↓

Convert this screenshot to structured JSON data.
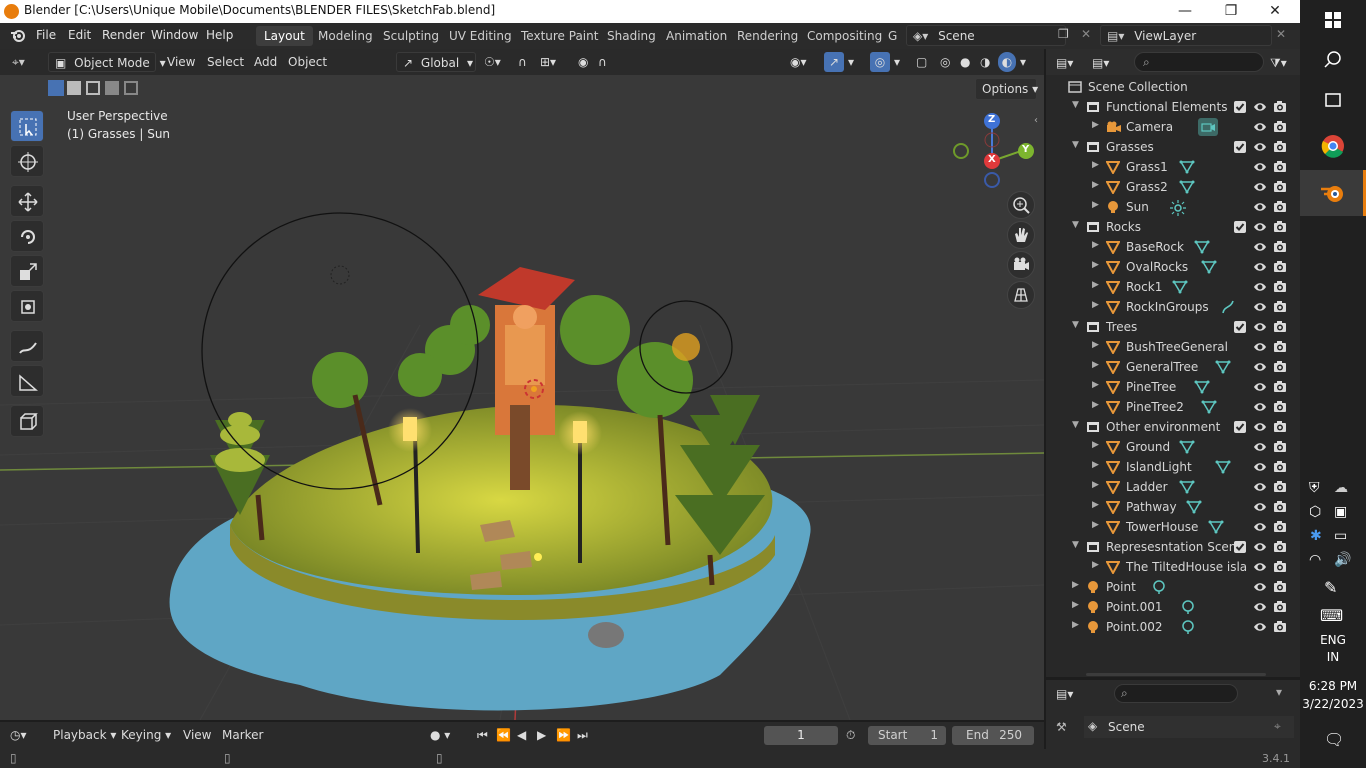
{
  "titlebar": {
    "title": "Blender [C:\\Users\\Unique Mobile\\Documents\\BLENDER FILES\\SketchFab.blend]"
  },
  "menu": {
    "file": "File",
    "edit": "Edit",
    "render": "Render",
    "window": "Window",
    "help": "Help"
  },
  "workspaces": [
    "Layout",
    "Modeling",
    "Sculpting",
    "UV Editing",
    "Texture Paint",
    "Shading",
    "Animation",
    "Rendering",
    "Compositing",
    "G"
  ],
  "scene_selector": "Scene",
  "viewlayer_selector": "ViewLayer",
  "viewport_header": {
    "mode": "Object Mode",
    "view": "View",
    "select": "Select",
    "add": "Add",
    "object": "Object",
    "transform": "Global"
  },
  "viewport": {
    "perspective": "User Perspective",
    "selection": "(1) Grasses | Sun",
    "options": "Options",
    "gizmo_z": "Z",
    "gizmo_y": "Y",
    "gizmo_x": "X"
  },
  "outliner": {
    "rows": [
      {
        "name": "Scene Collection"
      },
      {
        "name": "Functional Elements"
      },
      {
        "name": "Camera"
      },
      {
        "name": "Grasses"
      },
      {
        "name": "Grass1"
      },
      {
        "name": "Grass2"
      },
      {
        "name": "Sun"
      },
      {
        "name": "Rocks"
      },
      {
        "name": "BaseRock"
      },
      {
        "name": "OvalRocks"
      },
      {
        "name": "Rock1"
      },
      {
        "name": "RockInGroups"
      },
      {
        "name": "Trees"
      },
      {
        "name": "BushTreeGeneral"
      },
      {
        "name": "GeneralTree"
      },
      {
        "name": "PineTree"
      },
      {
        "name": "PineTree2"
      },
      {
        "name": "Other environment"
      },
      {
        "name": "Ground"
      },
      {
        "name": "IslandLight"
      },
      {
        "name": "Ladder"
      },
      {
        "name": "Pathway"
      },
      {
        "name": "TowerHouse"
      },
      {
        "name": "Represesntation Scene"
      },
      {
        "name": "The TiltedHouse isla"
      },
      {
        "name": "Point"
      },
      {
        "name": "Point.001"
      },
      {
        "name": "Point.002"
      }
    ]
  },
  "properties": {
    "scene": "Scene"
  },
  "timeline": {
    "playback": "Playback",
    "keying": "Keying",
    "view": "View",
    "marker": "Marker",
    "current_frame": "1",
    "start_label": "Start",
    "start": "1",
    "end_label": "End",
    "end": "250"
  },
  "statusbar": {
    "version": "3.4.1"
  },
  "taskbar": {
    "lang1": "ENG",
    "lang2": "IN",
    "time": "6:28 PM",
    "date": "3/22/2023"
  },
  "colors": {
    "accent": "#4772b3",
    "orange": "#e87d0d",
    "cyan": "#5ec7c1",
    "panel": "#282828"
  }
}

↑
↓

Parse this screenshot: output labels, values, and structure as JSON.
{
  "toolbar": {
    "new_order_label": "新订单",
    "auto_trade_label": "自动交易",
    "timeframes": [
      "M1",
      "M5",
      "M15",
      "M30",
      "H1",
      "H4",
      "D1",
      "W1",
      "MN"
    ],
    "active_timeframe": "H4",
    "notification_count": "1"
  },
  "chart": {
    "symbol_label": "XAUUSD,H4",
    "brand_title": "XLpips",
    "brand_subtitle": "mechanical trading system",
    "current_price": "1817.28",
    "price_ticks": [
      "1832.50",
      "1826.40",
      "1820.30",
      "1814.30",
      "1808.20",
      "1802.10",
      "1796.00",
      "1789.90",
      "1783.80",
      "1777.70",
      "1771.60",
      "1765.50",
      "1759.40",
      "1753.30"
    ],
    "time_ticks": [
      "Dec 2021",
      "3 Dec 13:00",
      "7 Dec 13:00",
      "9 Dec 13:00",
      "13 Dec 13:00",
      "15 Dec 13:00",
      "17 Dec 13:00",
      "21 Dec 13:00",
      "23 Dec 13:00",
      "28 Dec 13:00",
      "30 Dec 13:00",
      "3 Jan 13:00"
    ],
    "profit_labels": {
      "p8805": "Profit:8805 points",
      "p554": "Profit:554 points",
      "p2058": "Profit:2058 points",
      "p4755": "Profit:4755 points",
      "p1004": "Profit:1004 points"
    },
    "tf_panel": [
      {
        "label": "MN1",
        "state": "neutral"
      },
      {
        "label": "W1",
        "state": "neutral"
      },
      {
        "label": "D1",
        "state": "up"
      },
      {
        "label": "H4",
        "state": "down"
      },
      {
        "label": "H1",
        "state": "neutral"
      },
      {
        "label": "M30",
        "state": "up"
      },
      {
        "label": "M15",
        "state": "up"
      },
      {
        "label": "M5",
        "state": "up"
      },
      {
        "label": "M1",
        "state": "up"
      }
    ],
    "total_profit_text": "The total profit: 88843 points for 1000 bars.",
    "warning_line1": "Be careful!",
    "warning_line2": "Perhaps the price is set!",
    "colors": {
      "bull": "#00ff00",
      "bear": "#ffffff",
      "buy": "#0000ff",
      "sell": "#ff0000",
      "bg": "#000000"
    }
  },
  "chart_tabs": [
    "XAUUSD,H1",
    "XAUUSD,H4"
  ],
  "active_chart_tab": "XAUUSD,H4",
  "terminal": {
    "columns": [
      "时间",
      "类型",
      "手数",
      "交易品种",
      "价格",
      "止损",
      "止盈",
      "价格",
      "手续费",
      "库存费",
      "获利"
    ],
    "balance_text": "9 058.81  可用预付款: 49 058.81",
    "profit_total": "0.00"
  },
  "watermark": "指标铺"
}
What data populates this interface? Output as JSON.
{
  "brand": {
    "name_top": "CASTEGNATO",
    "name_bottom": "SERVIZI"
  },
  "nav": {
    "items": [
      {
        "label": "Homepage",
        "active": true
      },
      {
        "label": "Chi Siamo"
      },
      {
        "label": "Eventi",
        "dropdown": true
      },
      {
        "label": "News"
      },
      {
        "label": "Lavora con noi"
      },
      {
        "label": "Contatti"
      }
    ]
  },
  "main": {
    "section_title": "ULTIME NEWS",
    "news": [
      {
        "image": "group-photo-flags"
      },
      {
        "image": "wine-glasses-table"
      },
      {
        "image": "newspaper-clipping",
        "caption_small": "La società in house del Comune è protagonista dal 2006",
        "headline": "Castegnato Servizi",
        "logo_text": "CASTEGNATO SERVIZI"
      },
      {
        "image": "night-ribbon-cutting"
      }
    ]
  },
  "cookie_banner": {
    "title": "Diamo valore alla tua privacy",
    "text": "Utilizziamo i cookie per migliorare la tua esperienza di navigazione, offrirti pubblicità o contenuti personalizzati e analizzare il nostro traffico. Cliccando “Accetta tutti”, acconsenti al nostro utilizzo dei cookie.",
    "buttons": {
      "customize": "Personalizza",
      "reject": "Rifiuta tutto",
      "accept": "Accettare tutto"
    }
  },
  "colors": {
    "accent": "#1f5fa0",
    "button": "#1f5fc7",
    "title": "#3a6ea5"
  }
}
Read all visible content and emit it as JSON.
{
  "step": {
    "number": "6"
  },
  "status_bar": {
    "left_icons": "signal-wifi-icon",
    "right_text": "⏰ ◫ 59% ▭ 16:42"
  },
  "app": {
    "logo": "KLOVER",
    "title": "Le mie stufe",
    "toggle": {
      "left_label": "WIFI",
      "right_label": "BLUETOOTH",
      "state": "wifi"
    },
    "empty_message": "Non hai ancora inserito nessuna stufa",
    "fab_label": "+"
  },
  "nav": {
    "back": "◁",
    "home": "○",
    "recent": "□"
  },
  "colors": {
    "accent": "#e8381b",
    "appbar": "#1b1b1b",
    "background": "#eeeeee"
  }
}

↑
↓

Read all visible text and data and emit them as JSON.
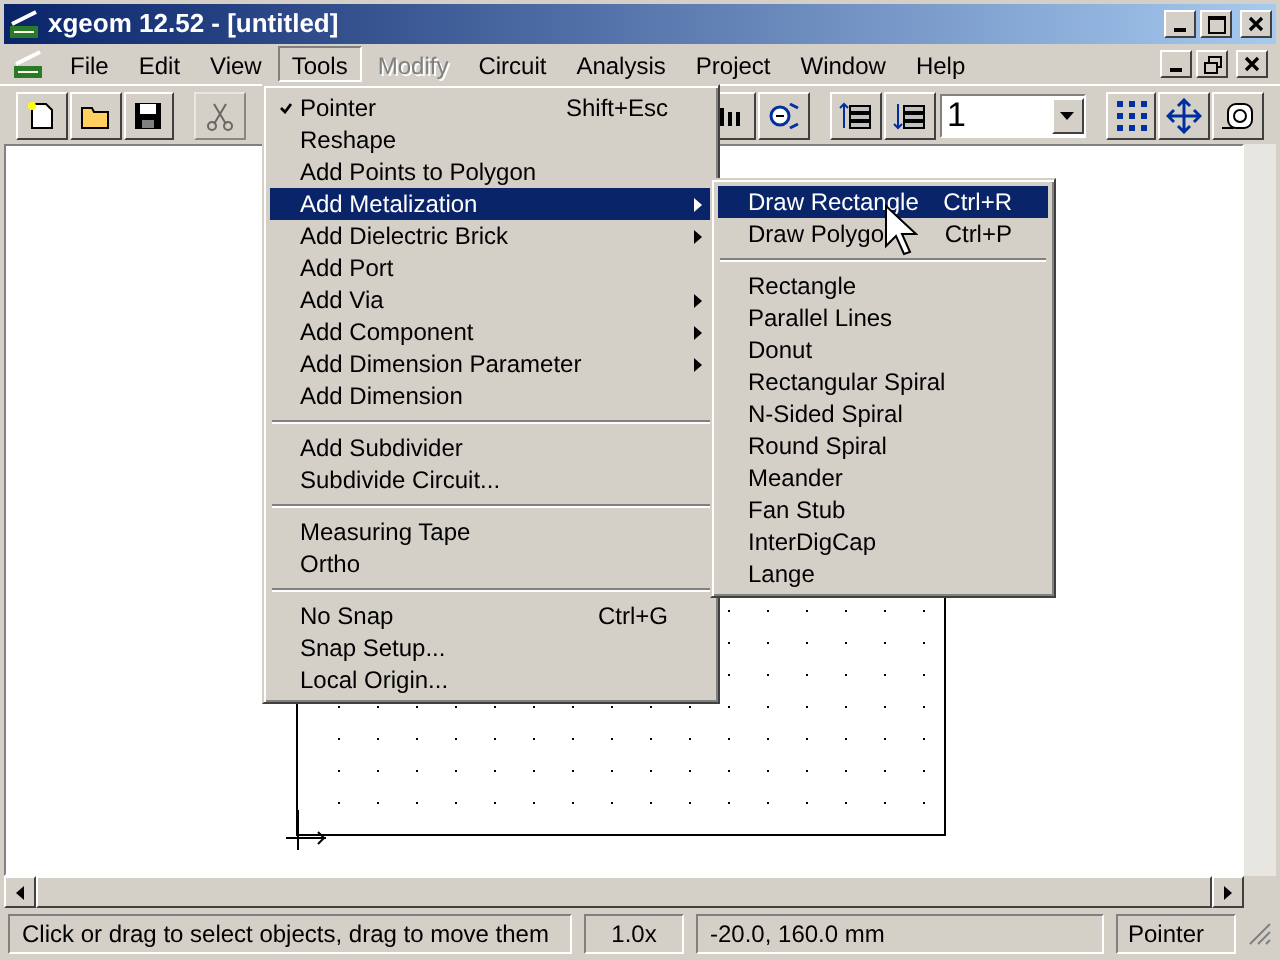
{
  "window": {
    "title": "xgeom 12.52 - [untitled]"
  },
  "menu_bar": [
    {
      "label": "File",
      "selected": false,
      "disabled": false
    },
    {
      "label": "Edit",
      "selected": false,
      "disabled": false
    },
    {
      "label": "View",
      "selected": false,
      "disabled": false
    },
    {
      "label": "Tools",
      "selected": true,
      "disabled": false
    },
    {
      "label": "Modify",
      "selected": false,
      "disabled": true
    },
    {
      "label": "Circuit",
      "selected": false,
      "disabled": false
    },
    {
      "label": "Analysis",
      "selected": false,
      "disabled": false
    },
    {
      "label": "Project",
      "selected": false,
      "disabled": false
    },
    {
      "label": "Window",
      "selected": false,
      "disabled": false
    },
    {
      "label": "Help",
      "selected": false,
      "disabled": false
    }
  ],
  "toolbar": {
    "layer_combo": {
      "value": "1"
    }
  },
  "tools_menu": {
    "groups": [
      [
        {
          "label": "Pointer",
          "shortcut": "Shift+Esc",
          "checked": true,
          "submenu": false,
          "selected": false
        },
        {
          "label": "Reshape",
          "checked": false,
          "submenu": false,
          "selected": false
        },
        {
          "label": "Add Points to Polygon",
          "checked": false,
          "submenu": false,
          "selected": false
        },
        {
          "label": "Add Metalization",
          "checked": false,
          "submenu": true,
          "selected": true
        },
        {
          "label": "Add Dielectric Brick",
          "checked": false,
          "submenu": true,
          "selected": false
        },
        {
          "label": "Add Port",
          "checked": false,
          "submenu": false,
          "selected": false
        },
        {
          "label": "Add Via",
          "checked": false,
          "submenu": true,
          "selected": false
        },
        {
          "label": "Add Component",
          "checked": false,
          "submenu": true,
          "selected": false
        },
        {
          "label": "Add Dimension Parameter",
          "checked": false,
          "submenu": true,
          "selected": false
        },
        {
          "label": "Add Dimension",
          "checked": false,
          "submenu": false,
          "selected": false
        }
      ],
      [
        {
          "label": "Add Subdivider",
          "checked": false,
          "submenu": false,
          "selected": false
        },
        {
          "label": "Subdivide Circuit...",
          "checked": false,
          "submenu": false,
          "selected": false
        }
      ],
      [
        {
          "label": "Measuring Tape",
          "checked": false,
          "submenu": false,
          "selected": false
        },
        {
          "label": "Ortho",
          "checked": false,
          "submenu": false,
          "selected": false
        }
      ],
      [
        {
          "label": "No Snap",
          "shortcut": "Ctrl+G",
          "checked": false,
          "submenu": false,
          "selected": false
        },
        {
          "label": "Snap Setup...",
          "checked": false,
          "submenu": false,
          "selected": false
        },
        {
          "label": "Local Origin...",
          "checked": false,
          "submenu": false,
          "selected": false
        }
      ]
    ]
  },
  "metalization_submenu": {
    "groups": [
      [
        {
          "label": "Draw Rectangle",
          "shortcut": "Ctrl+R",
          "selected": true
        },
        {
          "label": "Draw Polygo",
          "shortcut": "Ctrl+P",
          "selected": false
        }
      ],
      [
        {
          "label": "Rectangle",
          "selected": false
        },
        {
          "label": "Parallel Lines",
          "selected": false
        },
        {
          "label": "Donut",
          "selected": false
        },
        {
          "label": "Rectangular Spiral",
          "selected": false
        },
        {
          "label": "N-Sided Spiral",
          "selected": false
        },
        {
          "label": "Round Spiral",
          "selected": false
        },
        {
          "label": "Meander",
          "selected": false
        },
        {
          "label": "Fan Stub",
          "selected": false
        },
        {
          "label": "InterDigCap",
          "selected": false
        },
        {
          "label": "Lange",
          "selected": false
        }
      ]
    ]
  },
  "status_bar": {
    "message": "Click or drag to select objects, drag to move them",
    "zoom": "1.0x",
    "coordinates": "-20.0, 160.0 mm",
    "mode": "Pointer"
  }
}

↑

(Exercise goal)
Search the entries for the word "Scene" and gather every line where it appears.

(Result of this exercise)
  "scene_selector": "Scene",
        "name": "Scene Collection"
        "name": "Represesntation Scene"
    "scene": "Scene"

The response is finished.